C++ dynamic array implementation

Question 1

As a C++ beginner coming from Java, I have become increasingly confused on the topic of memory management and how to avoid memory leaks. Is the code below risking a memory leak that I'm not currently aware of? Any help or constructive feedback would be greatly appreciated.

#pragma once
template <class T>
class DynamicArray {
private:
 T *m_arr;
 int m_length; //amount of elements currently being stored in the array
 int m_capacity; //actual size of the array
public:
 DynamicArray();
 ~DynamicArray();
 T get(int index); //O(1)
 void add(T obj); //no need to push any objects forward, O(1)
 void insert(int index, T obj); //pushes forward all objects in front of the given index, then sets the obj at the given index, O(n)
 void set(int index, T obj); //sets the given index of m_arr as obj, O(1)
 void remove(int index); //removes the object at the given index and pushes all the array contents back, O(n)

Job A: Quote the C++ dynamic array question word for word, starting with "void set(int index, T" and going on through "contents back, O(n)".
Job B: In the records, take the lines starting with the line with "pre-header-bar (150, 171, 425, 194)" and going on through the line with "pre-dem-bg (150, 499, 242, 549)", and write them out again with "net-gain" replaced by "net-change" and nothing else altered. Give only those lines.

Stored items:
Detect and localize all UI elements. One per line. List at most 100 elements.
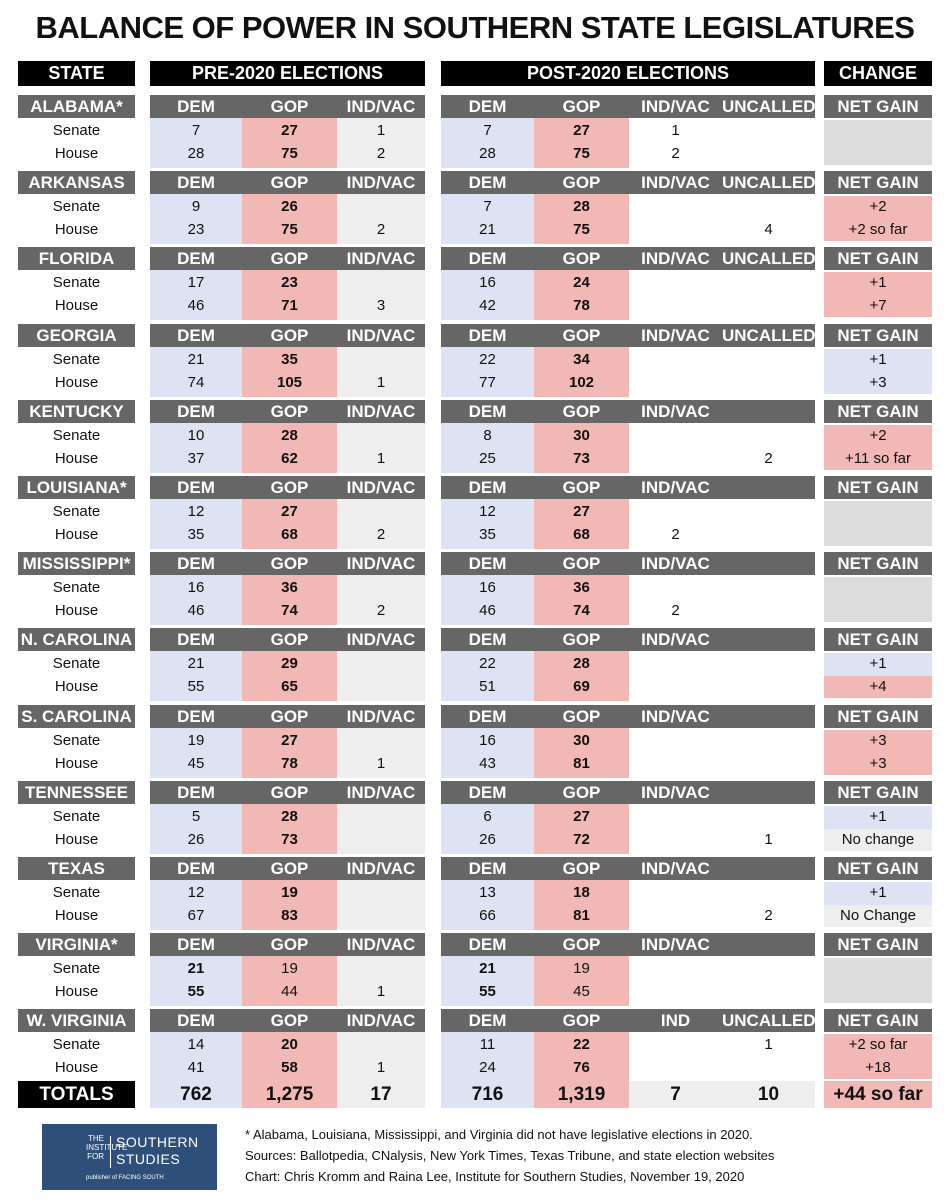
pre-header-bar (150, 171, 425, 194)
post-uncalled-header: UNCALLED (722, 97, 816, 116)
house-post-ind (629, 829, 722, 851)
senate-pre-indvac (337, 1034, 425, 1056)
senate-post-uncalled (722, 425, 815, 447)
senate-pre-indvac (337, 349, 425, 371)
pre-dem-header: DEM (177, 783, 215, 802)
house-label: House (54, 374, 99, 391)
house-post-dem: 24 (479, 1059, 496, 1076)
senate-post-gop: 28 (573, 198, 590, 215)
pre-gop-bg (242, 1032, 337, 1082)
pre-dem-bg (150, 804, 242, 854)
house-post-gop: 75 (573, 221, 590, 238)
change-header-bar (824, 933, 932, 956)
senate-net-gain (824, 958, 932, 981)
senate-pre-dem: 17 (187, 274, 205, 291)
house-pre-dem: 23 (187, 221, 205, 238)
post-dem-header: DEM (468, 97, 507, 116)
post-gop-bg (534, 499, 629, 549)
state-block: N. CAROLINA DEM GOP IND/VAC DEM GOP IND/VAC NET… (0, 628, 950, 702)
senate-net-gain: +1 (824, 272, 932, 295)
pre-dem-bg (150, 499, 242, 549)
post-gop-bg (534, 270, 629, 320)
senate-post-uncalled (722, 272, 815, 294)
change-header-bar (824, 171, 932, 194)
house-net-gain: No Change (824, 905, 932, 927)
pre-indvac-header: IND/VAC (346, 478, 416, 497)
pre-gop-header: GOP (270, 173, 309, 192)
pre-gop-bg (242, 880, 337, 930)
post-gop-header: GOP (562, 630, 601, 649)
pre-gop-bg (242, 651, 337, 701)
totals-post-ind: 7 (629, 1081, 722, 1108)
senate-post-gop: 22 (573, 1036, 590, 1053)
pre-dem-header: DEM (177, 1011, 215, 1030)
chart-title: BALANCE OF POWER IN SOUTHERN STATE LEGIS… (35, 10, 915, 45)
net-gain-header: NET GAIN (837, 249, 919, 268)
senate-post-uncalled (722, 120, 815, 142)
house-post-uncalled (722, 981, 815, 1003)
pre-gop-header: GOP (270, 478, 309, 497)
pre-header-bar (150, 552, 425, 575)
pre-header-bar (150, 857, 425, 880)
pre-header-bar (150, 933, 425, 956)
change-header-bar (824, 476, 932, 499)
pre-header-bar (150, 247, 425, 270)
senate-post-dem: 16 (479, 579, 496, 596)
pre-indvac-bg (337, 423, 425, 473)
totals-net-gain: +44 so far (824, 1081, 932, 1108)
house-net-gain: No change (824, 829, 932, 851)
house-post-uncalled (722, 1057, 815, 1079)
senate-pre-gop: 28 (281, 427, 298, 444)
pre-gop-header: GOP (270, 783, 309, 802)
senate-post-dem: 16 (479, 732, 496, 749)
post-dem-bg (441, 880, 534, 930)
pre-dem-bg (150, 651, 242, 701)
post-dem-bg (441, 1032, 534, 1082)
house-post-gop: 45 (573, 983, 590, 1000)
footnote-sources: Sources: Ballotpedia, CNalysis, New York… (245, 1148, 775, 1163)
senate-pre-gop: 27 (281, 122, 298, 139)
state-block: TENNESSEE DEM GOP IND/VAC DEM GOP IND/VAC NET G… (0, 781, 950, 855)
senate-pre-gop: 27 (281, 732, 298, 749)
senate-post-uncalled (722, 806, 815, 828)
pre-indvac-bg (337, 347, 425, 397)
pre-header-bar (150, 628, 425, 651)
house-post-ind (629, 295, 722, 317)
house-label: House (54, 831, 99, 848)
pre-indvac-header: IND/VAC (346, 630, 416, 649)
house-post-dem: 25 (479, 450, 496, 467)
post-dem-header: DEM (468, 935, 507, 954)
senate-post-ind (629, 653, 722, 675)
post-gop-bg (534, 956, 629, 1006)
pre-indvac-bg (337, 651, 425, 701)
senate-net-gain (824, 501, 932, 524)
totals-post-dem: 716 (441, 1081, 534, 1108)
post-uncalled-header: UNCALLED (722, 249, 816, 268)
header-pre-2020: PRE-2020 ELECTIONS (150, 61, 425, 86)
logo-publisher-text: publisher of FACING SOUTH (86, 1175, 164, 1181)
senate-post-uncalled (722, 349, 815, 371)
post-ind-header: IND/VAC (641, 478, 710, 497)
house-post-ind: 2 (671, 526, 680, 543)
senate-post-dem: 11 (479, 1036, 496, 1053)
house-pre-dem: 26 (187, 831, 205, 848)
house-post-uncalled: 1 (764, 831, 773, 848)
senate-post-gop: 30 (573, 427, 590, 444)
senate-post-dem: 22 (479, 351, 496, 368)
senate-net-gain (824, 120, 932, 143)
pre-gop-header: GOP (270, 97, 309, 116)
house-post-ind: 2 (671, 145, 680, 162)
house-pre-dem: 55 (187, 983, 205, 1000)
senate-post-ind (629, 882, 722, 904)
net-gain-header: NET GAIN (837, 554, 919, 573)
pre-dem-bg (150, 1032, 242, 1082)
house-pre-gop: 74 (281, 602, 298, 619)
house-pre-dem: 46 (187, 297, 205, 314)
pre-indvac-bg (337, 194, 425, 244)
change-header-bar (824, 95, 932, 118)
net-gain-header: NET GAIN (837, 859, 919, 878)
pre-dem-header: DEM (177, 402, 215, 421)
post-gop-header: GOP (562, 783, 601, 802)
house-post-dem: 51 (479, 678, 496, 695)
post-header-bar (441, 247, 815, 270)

Expected output A:
void set(int index, T obj); //sets the given index of m_arr as obj, O(1)
 void remove(int index); //removes the object at the given index and pushes all the array contents back, O(n)

Expected output B:
pre-header-bar (150, 171, 425, 194)
post-uncalled-header: UNCALLED (722, 97, 816, 116)
house-post-ind (629, 829, 722, 851)
senate-pre-indvac (337, 1034, 425, 1056)
senate-post-uncalled (722, 425, 815, 447)
senate-pre-indvac (337, 349, 425, 371)
pre-dem-header: DEM (177, 783, 215, 802)
house-label: House (54, 374, 99, 391)
house-post-dem: 24 (479, 1059, 496, 1076)
senate-post-gop: 28 (573, 198, 590, 215)
pre-gop-bg (242, 1032, 337, 1082)
pre-dem-bg (150, 804, 242, 854)
house-post-gop: 75 (573, 221, 590, 238)
change-header-bar (824, 933, 932, 956)
senate-net-change (824, 958, 932, 981)
senate-pre-dem: 17 (187, 274, 205, 291)
house-pre-dem: 23 (187, 221, 205, 238)
post-dem-header: DEM (468, 97, 507, 116)
post-gop-bg (534, 499, 629, 549)
state-block: N. CAROLINA DEM GOP IND/VAC DEM GOP IND/VAC NET… (0, 628, 950, 702)
senate-net-change: +1 (824, 272, 932, 295)
pre-dem-bg (150, 499, 242, 549)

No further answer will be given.